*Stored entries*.
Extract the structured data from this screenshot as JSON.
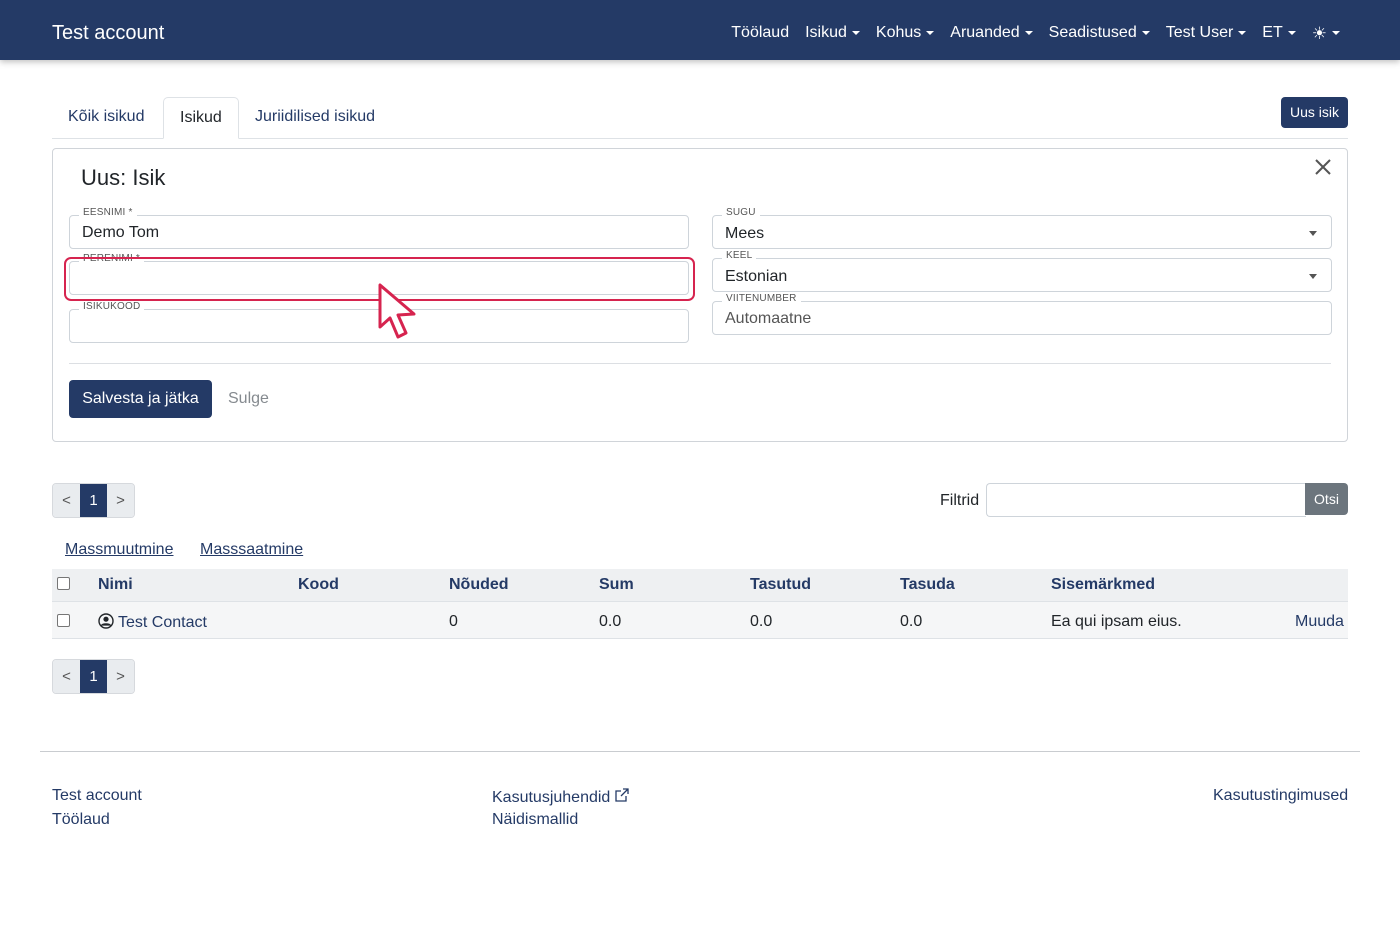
{
  "navbar": {
    "brand": "Test account",
    "items": [
      {
        "label": "Töölaud",
        "dropdown": false
      },
      {
        "label": "Isikud",
        "dropdown": true
      },
      {
        "label": "Kohus",
        "dropdown": true
      },
      {
        "label": "Aruanded",
        "dropdown": true
      },
      {
        "label": "Seadistused",
        "dropdown": true
      },
      {
        "label": "Test User",
        "dropdown": true
      },
      {
        "label": "ET",
        "dropdown": true
      }
    ],
    "theme_icon": "☀"
  },
  "tabs": [
    {
      "label": "Kõik isikud",
      "active": false
    },
    {
      "label": "Isikud",
      "active": true
    },
    {
      "label": "Juriidilised isikud",
      "active": false
    }
  ],
  "new_button": "Uus isik",
  "form": {
    "title": "Uus: Isik",
    "first_name": {
      "label": "EESNIMI *",
      "value": "Demo Tom"
    },
    "last_name": {
      "label": "PERENIMI *",
      "value": ""
    },
    "id_code": {
      "label": "ISIKUKOOD",
      "value": ""
    },
    "gender": {
      "label": "SUGU",
      "value": "Mees"
    },
    "language": {
      "label": "KEEL",
      "value": "Estonian"
    },
    "reference": {
      "label": "VIITENUMBER",
      "value": "Automaatne"
    },
    "save_label": "Salvesta ja jätka",
    "close_label": "Sulge"
  },
  "pagination": {
    "prev": "<",
    "current": "1",
    "next": ">"
  },
  "filter": {
    "label": "Filtrid",
    "value": "",
    "button": "Otsi"
  },
  "bulk": {
    "edit": "Massmuutmine",
    "send": "Masssaatmine"
  },
  "table": {
    "headers": [
      "Nimi",
      "Kood",
      "Nõuded",
      "Sum",
      "Tasutud",
      "Tasuda",
      "Sisemärkmed"
    ],
    "rows": [
      {
        "name": "Test Contact",
        "code": "",
        "claims": "0",
        "sum": "0.0",
        "paid": "0.0",
        "due": "0.0",
        "notes": "Ea qui ipsam eius.",
        "action": "Muuda"
      }
    ]
  },
  "footer": {
    "col1": [
      "Test account",
      "Töölaud"
    ],
    "col2": [
      "Kasutusjuhendid",
      "Näidismallid"
    ],
    "col3": [
      "Kasutustingimused"
    ]
  },
  "colors": {
    "primary": "#243a66",
    "focus": "#d6244f",
    "secondary": "#6c757d"
  }
}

*Do this*. Images do not belong in the copy; reproduce all other parts of the records above verbatim.

*Task answer*.
Extract the structured data from this screenshot as JSON.
{
  "navbar": {
    "brand": "Test account",
    "items": [
      {
        "label": "Töölaud",
        "dropdown": false
      },
      {
        "label": "Isikud",
        "dropdown": true
      },
      {
        "label": "Kohus",
        "dropdown": true
      },
      {
        "label": "Aruanded",
        "dropdown": true
      },
      {
        "label": "Seadistused",
        "dropdown": true
      },
      {
        "label": "Test User",
        "dropdown": true
      },
      {
        "label": "ET",
        "dropdown": true
      }
    ],
    "theme_icon": "☀"
  },
  "tabs": [
    {
      "label": "Kõik isikud",
      "active": false
    },
    {
      "label": "Isikud",
      "active": true
    },
    {
      "label": "Juriidilised isikud",
      "active": false
    }
  ],
  "new_button": "Uus isik",
  "form": {
    "title": "Uus: Isik",
    "first_name": {
      "label": "EESNIMI *",
      "value": "Demo Tom"
    },
    "last_name": {
      "label": "PERENIMI *",
      "value": ""
    },
    "id_code": {
      "label": "ISIKUKOOD",
      "value": ""
    },
    "gender": {
      "label": "SUGU",
      "value": "Mees"
    },
    "language": {
      "label": "KEEL",
      "value": "Estonian"
    },
    "reference": {
      "label": "VIITENUMBER",
      "value": "Automaatne"
    },
    "save_label": "Salvesta ja jätka",
    "close_label": "Sulge"
  },
  "pagination": {
    "prev": "<",
    "current": "1",
    "next": ">"
  },
  "filter": {
    "label": "Filtrid",
    "value": "",
    "button": "Otsi"
  },
  "bulk": {
    "edit": "Massmuutmine",
    "send": "Masssaatmine"
  },
  "table": {
    "headers": [
      "Nimi",
      "Kood",
      "Nõuded",
      "Sum",
      "Tasutud",
      "Tasuda",
      "Sisemärkmed"
    ],
    "rows": [
      {
        "name": "Test Contact",
        "code": "",
        "claims": "0",
        "sum": "0.0",
        "paid": "0.0",
        "due": "0.0",
        "notes": "Ea qui ipsam eius.",
        "action": "Muuda"
      }
    ]
  },
  "footer": {
    "col1": [
      "Test account",
      "Töölaud"
    ],
    "col2": [
      "Kasutusjuhendid",
      "Näidismallid"
    ],
    "col3": [
      "Kasutustingimused"
    ]
  },
  "colors": {
    "primary": "#243a66",
    "focus": "#d6244f",
    "secondary": "#6c757d"
  }
}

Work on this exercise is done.